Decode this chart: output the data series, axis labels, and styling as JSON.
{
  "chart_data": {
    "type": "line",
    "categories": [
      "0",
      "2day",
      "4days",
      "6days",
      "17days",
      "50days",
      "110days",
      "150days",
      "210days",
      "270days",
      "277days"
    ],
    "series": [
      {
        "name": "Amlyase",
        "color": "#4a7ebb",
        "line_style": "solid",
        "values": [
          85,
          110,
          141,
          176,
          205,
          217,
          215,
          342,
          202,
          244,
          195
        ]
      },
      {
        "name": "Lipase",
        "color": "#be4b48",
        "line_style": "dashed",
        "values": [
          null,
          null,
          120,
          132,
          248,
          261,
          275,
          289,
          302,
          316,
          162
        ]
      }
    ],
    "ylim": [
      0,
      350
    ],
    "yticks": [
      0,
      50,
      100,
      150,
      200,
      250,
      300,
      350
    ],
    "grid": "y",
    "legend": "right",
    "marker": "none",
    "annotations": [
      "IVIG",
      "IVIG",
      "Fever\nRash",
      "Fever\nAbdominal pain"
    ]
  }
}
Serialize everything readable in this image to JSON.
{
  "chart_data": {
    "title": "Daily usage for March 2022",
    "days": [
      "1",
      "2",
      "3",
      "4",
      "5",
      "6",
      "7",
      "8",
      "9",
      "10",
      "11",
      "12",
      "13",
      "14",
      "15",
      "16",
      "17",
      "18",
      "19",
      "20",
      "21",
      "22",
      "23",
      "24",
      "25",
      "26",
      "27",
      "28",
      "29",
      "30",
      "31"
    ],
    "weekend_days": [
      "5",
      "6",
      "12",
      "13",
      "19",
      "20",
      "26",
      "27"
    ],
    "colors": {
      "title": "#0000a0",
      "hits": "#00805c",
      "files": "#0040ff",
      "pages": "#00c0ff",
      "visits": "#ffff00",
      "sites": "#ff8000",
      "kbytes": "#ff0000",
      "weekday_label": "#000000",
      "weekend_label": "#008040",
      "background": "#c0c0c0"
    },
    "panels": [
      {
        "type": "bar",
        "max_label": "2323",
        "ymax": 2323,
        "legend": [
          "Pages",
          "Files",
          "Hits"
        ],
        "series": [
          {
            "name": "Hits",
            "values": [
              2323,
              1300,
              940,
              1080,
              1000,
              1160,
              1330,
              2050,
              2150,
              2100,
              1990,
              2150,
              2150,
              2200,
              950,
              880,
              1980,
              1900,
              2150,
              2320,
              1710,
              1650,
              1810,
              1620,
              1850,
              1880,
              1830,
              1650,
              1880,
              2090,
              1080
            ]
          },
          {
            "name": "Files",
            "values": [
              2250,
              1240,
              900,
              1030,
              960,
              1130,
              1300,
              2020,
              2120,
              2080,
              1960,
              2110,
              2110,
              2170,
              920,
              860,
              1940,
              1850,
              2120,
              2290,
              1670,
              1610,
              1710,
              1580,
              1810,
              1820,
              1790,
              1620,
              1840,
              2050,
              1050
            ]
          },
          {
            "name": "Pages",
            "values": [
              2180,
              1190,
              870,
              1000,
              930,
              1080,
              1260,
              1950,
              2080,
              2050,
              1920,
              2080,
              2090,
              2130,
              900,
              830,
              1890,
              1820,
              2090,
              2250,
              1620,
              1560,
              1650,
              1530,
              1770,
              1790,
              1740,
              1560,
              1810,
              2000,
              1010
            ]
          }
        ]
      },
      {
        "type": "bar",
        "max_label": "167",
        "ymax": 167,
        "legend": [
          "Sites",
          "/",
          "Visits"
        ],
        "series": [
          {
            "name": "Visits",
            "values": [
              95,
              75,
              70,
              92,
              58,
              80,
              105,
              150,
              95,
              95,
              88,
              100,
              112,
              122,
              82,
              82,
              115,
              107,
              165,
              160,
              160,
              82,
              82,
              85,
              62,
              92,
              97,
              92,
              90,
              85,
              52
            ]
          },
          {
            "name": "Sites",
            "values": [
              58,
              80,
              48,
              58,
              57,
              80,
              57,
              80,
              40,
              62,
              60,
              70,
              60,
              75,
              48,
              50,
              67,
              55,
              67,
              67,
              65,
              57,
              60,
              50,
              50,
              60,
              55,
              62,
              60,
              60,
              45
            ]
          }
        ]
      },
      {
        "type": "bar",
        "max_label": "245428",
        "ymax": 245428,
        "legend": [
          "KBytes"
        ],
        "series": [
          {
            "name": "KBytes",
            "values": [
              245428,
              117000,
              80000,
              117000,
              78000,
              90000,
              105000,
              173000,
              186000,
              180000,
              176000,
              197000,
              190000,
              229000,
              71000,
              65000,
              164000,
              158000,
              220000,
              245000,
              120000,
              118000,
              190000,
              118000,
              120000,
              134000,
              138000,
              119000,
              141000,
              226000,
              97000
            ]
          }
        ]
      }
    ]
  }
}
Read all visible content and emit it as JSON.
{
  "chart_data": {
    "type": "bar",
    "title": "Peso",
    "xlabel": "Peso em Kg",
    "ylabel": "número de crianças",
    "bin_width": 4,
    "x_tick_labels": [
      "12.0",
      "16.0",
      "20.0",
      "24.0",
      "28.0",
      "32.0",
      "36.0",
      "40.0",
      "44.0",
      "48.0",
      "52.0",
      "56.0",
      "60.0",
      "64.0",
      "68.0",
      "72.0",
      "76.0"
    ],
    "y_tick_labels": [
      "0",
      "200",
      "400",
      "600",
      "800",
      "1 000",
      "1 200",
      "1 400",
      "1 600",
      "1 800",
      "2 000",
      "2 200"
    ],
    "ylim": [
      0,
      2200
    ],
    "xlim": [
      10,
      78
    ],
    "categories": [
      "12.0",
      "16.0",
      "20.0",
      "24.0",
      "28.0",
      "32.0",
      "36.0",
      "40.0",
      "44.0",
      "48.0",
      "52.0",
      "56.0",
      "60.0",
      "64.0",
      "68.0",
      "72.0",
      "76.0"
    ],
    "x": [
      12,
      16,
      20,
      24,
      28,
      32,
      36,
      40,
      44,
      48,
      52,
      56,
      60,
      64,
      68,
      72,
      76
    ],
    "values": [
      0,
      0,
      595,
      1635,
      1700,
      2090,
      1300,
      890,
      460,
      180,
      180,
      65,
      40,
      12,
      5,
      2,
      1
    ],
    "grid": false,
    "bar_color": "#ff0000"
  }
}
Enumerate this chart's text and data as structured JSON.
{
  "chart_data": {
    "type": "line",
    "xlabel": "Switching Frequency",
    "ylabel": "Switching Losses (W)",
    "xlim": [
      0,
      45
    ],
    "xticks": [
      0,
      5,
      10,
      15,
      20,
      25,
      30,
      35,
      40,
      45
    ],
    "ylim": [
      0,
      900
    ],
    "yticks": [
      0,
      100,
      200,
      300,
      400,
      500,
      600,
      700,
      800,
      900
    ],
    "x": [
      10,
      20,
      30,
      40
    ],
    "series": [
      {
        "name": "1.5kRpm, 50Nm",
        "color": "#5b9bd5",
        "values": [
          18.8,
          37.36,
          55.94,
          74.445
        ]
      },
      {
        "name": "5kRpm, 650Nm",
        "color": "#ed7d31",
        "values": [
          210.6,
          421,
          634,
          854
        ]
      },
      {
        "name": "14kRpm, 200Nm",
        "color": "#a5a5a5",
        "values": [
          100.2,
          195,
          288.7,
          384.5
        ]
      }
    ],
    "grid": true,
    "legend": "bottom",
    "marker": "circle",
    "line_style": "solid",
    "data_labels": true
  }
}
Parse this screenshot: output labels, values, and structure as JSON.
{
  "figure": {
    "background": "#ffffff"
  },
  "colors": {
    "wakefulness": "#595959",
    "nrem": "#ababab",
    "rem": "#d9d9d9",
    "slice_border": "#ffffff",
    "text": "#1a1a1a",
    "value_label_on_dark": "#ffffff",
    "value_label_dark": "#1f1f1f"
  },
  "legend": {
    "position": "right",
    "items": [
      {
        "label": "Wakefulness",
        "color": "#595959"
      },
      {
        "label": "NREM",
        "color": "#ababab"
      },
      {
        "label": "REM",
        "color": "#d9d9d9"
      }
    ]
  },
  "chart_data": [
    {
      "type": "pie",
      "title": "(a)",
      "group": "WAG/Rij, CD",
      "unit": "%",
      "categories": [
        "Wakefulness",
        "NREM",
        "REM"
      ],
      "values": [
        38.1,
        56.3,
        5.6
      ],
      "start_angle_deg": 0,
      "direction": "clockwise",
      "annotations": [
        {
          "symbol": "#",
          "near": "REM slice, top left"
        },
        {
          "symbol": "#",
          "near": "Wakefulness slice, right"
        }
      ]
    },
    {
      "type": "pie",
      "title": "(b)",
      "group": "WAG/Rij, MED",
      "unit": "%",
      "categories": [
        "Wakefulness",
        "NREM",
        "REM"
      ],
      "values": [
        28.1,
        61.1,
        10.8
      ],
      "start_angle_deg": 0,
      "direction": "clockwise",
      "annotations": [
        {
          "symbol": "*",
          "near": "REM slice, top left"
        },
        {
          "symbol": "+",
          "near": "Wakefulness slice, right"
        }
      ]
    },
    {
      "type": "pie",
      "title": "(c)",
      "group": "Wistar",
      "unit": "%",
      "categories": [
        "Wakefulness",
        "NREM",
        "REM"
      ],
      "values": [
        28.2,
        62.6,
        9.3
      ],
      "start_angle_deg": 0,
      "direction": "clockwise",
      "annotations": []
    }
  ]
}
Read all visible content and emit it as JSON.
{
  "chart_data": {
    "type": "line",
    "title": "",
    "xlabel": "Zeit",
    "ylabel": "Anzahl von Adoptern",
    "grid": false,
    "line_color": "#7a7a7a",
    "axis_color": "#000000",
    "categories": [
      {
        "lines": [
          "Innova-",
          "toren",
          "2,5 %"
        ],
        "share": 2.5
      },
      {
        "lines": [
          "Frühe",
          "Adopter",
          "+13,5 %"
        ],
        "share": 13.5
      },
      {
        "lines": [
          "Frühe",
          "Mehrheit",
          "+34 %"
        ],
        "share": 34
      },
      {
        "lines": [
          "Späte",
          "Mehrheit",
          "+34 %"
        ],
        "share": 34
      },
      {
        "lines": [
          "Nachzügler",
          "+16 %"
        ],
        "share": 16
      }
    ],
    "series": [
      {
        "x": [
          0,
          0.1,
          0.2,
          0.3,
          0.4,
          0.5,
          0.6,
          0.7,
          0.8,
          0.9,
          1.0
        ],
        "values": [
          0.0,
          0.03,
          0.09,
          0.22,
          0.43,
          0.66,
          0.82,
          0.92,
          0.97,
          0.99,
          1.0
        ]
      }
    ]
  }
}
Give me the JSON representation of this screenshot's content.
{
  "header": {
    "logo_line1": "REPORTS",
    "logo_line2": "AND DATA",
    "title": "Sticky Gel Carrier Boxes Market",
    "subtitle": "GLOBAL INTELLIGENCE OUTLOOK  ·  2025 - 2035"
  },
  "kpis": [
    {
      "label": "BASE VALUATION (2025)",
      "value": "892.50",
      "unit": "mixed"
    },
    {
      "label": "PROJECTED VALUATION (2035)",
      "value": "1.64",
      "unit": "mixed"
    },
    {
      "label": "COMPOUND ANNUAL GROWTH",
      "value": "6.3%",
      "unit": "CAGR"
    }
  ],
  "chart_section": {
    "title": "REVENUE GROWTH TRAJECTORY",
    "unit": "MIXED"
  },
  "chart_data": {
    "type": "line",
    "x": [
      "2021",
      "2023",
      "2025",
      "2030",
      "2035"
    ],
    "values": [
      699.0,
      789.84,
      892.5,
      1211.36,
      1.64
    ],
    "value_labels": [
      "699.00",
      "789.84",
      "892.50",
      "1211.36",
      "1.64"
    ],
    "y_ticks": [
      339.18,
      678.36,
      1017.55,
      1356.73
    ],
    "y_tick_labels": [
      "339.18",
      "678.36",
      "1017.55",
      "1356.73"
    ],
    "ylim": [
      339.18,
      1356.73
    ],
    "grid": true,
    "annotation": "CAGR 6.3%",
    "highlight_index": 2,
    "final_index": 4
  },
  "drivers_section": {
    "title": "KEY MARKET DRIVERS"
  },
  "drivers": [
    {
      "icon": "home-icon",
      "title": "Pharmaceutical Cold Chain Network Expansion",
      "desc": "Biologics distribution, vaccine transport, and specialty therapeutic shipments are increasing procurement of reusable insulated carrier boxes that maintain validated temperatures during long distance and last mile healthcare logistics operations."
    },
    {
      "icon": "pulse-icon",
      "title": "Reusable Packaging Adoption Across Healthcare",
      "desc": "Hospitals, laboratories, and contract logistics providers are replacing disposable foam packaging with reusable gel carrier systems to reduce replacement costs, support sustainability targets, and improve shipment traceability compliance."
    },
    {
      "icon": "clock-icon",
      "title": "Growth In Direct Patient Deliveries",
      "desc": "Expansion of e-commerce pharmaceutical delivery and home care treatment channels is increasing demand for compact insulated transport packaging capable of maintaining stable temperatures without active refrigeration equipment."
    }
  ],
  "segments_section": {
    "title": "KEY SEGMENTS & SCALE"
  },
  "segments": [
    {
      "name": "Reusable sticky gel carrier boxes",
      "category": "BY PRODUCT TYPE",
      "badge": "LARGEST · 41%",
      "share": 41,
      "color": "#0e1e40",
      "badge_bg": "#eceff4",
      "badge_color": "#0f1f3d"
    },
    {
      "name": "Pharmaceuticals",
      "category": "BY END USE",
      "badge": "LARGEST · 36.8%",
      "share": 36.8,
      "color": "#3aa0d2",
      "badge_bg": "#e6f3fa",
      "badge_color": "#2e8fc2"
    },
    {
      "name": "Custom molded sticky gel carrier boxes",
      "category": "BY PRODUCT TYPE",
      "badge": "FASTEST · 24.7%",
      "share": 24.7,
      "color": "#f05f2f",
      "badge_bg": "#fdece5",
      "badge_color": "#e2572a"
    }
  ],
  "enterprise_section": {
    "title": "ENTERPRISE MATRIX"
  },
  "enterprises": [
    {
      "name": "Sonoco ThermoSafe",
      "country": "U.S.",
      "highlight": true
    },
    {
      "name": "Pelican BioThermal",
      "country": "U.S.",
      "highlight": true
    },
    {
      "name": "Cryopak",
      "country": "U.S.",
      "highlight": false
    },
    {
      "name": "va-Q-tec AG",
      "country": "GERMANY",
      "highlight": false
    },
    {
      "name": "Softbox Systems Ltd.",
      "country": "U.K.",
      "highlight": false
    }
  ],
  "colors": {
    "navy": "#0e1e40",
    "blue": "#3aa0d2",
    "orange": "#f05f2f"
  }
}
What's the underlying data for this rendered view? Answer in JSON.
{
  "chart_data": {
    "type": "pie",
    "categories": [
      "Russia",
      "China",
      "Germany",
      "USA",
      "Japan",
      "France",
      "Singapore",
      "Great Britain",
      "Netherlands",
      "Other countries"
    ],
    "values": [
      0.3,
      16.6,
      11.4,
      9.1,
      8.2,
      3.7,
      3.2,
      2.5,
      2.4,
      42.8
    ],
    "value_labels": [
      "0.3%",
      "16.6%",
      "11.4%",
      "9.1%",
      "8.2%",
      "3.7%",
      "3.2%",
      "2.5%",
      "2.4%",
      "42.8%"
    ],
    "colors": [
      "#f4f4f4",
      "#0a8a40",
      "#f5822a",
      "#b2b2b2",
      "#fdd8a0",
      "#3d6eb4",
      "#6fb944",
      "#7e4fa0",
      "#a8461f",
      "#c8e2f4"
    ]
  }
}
+ + +
## Challenge:
Copy every line of the listing that contains the word "home".

## Expected answer:
      "icon": "home-icon",
      "desc": "Expansion of e-commerce pharmaceutical delivery and home care treatment channels is increasing demand for compact insulated transport packaging capable of maintaining stable temperatures without active refrigeration equipment."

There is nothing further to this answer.